## What the exercise asks
Go through the entries below and write each one out exactly.
════════════════════
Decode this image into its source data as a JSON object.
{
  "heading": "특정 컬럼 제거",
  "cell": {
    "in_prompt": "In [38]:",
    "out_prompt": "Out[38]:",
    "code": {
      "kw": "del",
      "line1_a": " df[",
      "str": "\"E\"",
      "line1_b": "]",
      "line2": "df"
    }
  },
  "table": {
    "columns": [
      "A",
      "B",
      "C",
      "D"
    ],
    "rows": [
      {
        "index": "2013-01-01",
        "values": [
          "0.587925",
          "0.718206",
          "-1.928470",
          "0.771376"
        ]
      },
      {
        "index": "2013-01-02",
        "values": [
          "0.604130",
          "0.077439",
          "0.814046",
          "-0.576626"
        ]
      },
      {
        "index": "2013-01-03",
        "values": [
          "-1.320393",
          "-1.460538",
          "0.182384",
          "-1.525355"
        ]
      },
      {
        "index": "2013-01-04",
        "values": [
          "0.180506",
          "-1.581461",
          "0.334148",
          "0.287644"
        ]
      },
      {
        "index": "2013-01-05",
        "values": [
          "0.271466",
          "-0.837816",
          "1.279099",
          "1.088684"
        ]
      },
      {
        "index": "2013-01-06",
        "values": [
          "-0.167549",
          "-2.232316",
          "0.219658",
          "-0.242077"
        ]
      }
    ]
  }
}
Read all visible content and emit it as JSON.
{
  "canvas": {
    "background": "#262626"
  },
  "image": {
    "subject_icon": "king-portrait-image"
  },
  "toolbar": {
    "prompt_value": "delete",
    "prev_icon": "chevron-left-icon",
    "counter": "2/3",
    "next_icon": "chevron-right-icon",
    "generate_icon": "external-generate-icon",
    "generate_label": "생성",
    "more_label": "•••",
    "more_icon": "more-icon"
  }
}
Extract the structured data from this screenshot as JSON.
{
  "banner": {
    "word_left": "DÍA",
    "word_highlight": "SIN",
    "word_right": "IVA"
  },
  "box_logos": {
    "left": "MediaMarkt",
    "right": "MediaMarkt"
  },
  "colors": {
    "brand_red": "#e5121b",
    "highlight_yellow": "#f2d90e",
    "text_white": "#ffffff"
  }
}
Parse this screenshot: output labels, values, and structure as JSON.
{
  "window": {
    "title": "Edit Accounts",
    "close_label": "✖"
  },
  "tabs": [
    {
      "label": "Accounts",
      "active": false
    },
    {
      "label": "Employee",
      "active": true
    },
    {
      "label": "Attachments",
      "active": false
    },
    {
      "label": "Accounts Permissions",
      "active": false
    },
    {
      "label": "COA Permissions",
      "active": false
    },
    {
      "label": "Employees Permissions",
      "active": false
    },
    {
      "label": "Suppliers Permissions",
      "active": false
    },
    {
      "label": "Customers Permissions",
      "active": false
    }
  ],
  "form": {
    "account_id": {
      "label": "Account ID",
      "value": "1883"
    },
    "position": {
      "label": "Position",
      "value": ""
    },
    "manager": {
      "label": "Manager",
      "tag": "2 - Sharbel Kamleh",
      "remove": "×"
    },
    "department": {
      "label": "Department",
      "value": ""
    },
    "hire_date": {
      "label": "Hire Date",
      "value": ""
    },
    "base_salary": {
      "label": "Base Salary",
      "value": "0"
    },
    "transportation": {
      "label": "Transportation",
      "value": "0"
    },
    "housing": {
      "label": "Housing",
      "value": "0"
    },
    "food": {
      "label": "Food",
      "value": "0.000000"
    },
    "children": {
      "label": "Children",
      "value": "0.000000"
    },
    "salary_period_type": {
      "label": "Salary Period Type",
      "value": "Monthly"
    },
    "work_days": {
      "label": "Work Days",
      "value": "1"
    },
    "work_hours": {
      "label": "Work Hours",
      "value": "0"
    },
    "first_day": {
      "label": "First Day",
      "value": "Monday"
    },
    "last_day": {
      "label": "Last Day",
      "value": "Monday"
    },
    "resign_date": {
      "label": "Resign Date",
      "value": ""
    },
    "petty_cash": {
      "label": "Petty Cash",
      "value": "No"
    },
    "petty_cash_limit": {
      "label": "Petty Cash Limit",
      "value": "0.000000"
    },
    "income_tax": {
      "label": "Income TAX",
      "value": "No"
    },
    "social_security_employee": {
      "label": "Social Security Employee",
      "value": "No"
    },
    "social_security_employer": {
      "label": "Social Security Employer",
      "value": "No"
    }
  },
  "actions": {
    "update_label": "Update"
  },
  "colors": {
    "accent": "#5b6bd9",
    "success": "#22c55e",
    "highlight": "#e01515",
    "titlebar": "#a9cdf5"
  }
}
════════════════════
## Result of this task
Decode this image into its source data as a JSON object.
{
  "heading": "특정 컬럼 제거",
  "cell": {
    "in_prompt": "In [38]:",
    "out_prompt": "Out[38]:",
    "code": {
      "kw": "del",
      "line1_a": " df[",
      "str": "\"E\"",
      "line1_b": "]",
      "line2": "df"
    }
  },
  "table": {
    "columns": [
      "A",
      "B",
      "C",
      "D"
    ],
    "rows": [
      {
        "index": "2013-01-01",
        "values": [
          "0.587925",
          "0.718206",
          "-1.928470",
          "0.771376"
        ]
      },
      {
        "index": "2013-01-02",
        "values": [
          "0.604130",
          "0.077439",
          "0.814046",
          "-0.576626"
        ]
      },
      {
        "index": "2013-01-03",
        "values": [
          "-1.320393",
          "-1.460538",
          "0.182384",
          "-1.525355"
        ]
      },
      {
        "index": "2013-01-04",
        "values": [
          "0.180506",
          "-1.581461",
          "0.334148",
          "0.287644"
        ]
      },
      {
        "index": "2013-01-05",
        "values": [
          "0.271466",
          "-0.837816",
          "1.279099",
          "1.088684"
        ]
      },
      {
        "index": "2013-01-06",
        "values": [
          "-0.167549",
          "-2.232316",
          "0.219658",
          "-0.242077"
        ]
      }
    ]
  }
}
Read all visible content and emit it as JSON.
{
  "canvas": {
    "background": "#262626"
  },
  "image": {
    "subject_icon": "king-portrait-image"
  },
  "toolbar": {
    "prompt_value": "delete",
    "prev_icon": "chevron-left-icon",
    "counter": "2/3",
    "next_icon": "chevron-right-icon",
    "generate_icon": "external-generate-icon",
    "generate_label": "생성",
    "more_label": "•••",
    "more_icon": "more-icon"
  }
}
Extract the structured data from this screenshot as JSON.
{
  "banner": {
    "word_left": "DÍA",
    "word_highlight": "SIN",
    "word_right": "IVA"
  },
  "box_logos": {
    "left": "MediaMarkt",
    "right": "MediaMarkt"
  },
  "colors": {
    "brand_red": "#e5121b",
    "highlight_yellow": "#f2d90e",
    "text_white": "#ffffff"
  }
}
Parse this screenshot: output labels, values, and structure as JSON.
{
  "window": {
    "title": "Edit Accounts",
    "close_label": "✖"
  },
  "tabs": [
    {
      "label": "Accounts",
      "active": false
    },
    {
      "label": "Employee",
      "active": true
    },
    {
      "label": "Attachments",
      "active": false
    },
    {
      "label": "Accounts Permissions",
      "active": false
    },
    {
      "label": "COA Permissions",
      "active": false
    },
    {
      "label": "Employees Permissions",
      "active": false
    },
    {
      "label": "Suppliers Permissions",
      "active": false
    },
    {
      "label": "Customers Permissions",
      "active": false
    }
  ],
  "form": {
    "account_id": {
      "label": "Account ID",
      "value": "1883"
    },
    "position": {
      "label": "Position",
      "value": ""
    },
    "manager": {
      "label": "Manager",
      "tag": "2 - Sharbel Kamleh",
      "remove": "×"
    },
    "department": {
      "label": "Department",
      "value": ""
    },
    "hire_date": {
      "label": "Hire Date",
      "value": ""
    },
    "base_salary": {
      "label": "Base Salary",
      "value": "0"
    },
    "transportation": {
      "label": "Transportation",
      "value": "0"
    },
    "housing": {
      "label": "Housing",
      "value": "0"
    },
    "food": {
      "label": "Food",
      "value": "0.000000"
    },
    "children": {
      "label": "Children",
      "value": "0.000000"
    },
    "salary_period_type": {
      "label": "Salary Period Type",
      "value": "Monthly"
    },
    "work_days": {
      "label": "Work Days",
      "value": "1"
    },
    "work_hours": {
      "label": "Work Hours",
      "value": "0"
    },
    "first_day": {
      "label": "First Day",
      "value": "Monday"
    },
    "last_day": {
      "label": "Last Day",
      "value": "Monday"
    },
    "resign_date": {
      "label": "Resign Date",
      "value": ""
    },
    "petty_cash": {
      "label": "Petty Cash",
      "value": "No"
    },
    "petty_cash_limit": {
      "label": "Petty Cash Limit",
      "value": "0.000000"
    },
    "income_tax": {
      "label": "Income TAX",
      "value": "No"
    },
    "social_security_employee": {
      "label": "Social Security Employee",
      "value": "No"
    },
    "social_security_employer": {
      "label": "Social Security Employer",
      "value": "No"
    }
  },
  "actions": {
    "update_label": "Update"
  },
  "colors": {
    "accent": "#5b6bd9",
    "success": "#22c55e",
    "highlight": "#e01515",
    "titlebar": "#a9cdf5"
  }
}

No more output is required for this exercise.